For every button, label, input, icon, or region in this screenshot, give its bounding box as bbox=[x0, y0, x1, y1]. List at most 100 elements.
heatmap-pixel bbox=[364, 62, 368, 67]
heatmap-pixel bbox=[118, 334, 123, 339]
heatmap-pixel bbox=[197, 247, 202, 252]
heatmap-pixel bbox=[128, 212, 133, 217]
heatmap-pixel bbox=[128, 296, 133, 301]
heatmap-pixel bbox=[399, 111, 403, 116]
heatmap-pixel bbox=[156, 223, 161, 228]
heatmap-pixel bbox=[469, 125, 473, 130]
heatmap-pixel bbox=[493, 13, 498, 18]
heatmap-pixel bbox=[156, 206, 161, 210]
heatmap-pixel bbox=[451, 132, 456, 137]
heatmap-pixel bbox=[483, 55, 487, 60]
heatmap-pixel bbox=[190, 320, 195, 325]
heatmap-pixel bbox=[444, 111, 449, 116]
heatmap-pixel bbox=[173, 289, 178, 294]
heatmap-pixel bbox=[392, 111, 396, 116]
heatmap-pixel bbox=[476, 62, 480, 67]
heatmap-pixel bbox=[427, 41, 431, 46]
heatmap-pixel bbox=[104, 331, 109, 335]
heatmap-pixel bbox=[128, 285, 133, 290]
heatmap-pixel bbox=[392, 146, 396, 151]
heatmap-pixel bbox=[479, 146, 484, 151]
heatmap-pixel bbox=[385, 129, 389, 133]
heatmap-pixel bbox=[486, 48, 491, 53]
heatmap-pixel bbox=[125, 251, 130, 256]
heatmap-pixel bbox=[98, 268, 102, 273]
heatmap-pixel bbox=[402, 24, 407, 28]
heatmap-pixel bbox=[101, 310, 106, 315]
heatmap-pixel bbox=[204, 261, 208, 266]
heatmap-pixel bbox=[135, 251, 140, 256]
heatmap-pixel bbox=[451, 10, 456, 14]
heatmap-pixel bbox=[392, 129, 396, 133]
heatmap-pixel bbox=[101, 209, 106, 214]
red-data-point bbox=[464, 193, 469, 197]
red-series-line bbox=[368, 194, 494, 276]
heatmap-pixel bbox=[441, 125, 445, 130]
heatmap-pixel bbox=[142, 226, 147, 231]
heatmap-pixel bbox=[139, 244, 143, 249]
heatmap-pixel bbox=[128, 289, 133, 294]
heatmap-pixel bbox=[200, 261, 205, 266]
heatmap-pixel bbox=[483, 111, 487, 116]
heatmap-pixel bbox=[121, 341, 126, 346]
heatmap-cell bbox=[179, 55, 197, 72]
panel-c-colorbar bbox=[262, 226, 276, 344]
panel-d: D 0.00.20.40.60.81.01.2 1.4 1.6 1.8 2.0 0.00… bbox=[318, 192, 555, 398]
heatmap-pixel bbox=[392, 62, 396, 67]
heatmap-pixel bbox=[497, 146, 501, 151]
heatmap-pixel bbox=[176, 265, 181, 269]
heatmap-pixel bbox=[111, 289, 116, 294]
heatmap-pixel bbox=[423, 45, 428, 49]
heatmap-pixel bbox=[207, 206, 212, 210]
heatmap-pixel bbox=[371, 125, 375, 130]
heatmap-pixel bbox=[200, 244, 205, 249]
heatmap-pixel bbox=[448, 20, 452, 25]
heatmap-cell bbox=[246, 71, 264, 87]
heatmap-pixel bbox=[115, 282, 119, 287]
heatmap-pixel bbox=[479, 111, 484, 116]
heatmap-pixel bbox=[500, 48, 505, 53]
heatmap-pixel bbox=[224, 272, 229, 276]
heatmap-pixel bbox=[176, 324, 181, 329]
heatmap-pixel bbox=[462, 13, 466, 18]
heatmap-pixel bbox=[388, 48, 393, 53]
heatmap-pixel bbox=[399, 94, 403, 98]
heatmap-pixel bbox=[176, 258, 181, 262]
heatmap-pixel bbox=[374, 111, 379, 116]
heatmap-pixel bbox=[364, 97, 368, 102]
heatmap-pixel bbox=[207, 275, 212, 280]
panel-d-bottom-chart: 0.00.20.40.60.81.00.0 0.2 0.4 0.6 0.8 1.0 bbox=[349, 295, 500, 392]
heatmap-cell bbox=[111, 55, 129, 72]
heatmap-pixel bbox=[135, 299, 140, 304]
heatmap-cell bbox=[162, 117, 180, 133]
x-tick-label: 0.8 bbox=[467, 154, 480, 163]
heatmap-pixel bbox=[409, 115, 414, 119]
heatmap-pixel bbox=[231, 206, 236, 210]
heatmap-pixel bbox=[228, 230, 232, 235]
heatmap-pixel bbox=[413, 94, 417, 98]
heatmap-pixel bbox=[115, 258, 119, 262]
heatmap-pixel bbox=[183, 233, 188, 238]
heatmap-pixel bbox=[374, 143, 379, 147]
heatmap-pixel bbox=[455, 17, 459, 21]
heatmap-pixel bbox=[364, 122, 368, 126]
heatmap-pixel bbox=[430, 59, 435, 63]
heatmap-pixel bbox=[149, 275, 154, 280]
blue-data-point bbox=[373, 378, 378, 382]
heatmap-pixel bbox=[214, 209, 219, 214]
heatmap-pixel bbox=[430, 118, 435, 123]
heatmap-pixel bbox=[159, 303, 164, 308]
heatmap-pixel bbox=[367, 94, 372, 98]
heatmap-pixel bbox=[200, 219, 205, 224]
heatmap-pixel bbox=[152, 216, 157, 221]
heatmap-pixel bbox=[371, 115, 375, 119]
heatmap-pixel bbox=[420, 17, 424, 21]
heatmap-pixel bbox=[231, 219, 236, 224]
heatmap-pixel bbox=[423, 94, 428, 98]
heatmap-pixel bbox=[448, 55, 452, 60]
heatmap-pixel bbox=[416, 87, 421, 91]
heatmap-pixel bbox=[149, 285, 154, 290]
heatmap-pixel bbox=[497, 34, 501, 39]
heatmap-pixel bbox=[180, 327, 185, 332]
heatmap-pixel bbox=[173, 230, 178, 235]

INSTRUCTIONS TO FOLLOW - Reproduce the data above, replacing each instance of "heatmap-pixel" with "heatmap-point" and leaving everything else unchanged.

FINAL RESULT -
For every button, label, input, icon, or region in this screenshot, give its bounding box as bbox=[x0, y0, x1, y1]. List at most 100 elements.
heatmap-point bbox=[364, 62, 368, 67]
heatmap-point bbox=[118, 334, 123, 339]
heatmap-point bbox=[197, 247, 202, 252]
heatmap-point bbox=[128, 212, 133, 217]
heatmap-point bbox=[128, 296, 133, 301]
heatmap-point bbox=[399, 111, 403, 116]
heatmap-point bbox=[156, 223, 161, 228]
heatmap-point bbox=[469, 125, 473, 130]
heatmap-point bbox=[493, 13, 498, 18]
heatmap-point bbox=[156, 206, 161, 210]
heatmap-point bbox=[451, 132, 456, 137]
heatmap-point bbox=[483, 55, 487, 60]
heatmap-point bbox=[190, 320, 195, 325]
heatmap-point bbox=[444, 111, 449, 116]
heatmap-point bbox=[173, 289, 178, 294]
heatmap-point bbox=[392, 111, 396, 116]
heatmap-point bbox=[476, 62, 480, 67]
heatmap-point bbox=[427, 41, 431, 46]
heatmap-point bbox=[104, 331, 109, 335]
heatmap-point bbox=[128, 285, 133, 290]
heatmap-point bbox=[392, 146, 396, 151]
heatmap-point bbox=[479, 146, 484, 151]
heatmap-point bbox=[385, 129, 389, 133]
heatmap-point bbox=[486, 48, 491, 53]
heatmap-point bbox=[125, 251, 130, 256]
heatmap-point bbox=[98, 268, 102, 273]
heatmap-point bbox=[402, 24, 407, 28]
heatmap-point bbox=[101, 310, 106, 315]
heatmap-point bbox=[204, 261, 208, 266]
heatmap-point bbox=[135, 251, 140, 256]
heatmap-point bbox=[451, 10, 456, 14]
heatmap-point bbox=[392, 129, 396, 133]
heatmap-point bbox=[101, 209, 106, 214]
red-data-point bbox=[464, 193, 469, 197]
red-series-line bbox=[368, 194, 494, 276]
heatmap-point bbox=[441, 125, 445, 130]
heatmap-point bbox=[142, 226, 147, 231]
heatmap-point bbox=[139, 244, 143, 249]
heatmap-point bbox=[128, 289, 133, 294]
heatmap-point bbox=[200, 261, 205, 266]
heatmap-point bbox=[483, 111, 487, 116]
heatmap-point bbox=[121, 341, 126, 346]
heatmap-cell bbox=[179, 55, 197, 72]
panel-c-colorbar bbox=[262, 226, 276, 344]
panel-d: D 0.00.20.40.60.81.01.2 1.4 1.6 1.8 2.0 0.00… bbox=[318, 192, 555, 398]
heatmap-point bbox=[392, 62, 396, 67]
heatmap-point bbox=[497, 146, 501, 151]
heatmap-point bbox=[176, 265, 181, 269]
heatmap-point bbox=[111, 289, 116, 294]
heatmap-point bbox=[423, 45, 428, 49]
heatmap-point bbox=[207, 206, 212, 210]
heatmap-point bbox=[371, 125, 375, 130]
heatmap-point bbox=[200, 244, 205, 249]
heatmap-point bbox=[448, 20, 452, 25]
heatmap-cell bbox=[246, 71, 264, 87]
heatmap-point bbox=[115, 282, 119, 287]
heatmap-point bbox=[479, 111, 484, 116]
heatmap-point bbox=[500, 48, 505, 53]
heatmap-point bbox=[224, 272, 229, 276]
heatmap-point bbox=[176, 324, 181, 329]
heatmap-point bbox=[462, 13, 466, 18]
heatmap-point bbox=[388, 48, 393, 53]
heatmap-point bbox=[399, 94, 403, 98]
heatmap-point bbox=[176, 258, 181, 262]
heatmap-point bbox=[374, 111, 379, 116]
heatmap-point bbox=[364, 97, 368, 102]
heatmap-point bbox=[207, 275, 212, 280]
panel-d-bottom-chart: 0.00.20.40.60.81.00.0 0.2 0.4 0.6 0.8 1.0 bbox=[349, 295, 500, 392]
heatmap-cell bbox=[111, 55, 129, 72]
heatmap-point bbox=[135, 299, 140, 304]
heatmap-cell bbox=[162, 117, 180, 133]
x-tick-label: 0.8 bbox=[467, 154, 480, 163]
heatmap-point bbox=[409, 115, 414, 119]
heatmap-point bbox=[231, 206, 236, 210]
heatmap-point bbox=[228, 230, 232, 235]
heatmap-point bbox=[413, 94, 417, 98]
heatmap-point bbox=[115, 258, 119, 262]
heatmap-point bbox=[183, 233, 188, 238]
heatmap-point bbox=[374, 143, 379, 147]
heatmap-point bbox=[455, 17, 459, 21]
heatmap-point bbox=[364, 122, 368, 126]
heatmap-point bbox=[430, 59, 435, 63]
heatmap-point bbox=[149, 275, 154, 280]
blue-data-point bbox=[373, 378, 378, 382]
heatmap-point bbox=[214, 209, 219, 214]
heatmap-point bbox=[430, 118, 435, 123]
heatmap-point bbox=[159, 303, 164, 308]
heatmap-point bbox=[367, 94, 372, 98]
heatmap-point bbox=[200, 219, 205, 224]
heatmap-point bbox=[152, 216, 157, 221]
heatmap-point bbox=[371, 115, 375, 119]
heatmap-point bbox=[420, 17, 424, 21]
heatmap-point bbox=[231, 219, 236, 224]
heatmap-point bbox=[423, 94, 428, 98]
heatmap-point bbox=[448, 55, 452, 60]
heatmap-point bbox=[416, 87, 421, 91]
heatmap-point bbox=[149, 285, 154, 290]
heatmap-point bbox=[497, 34, 501, 39]
heatmap-point bbox=[180, 327, 185, 332]
heatmap-point bbox=[173, 230, 178, 235]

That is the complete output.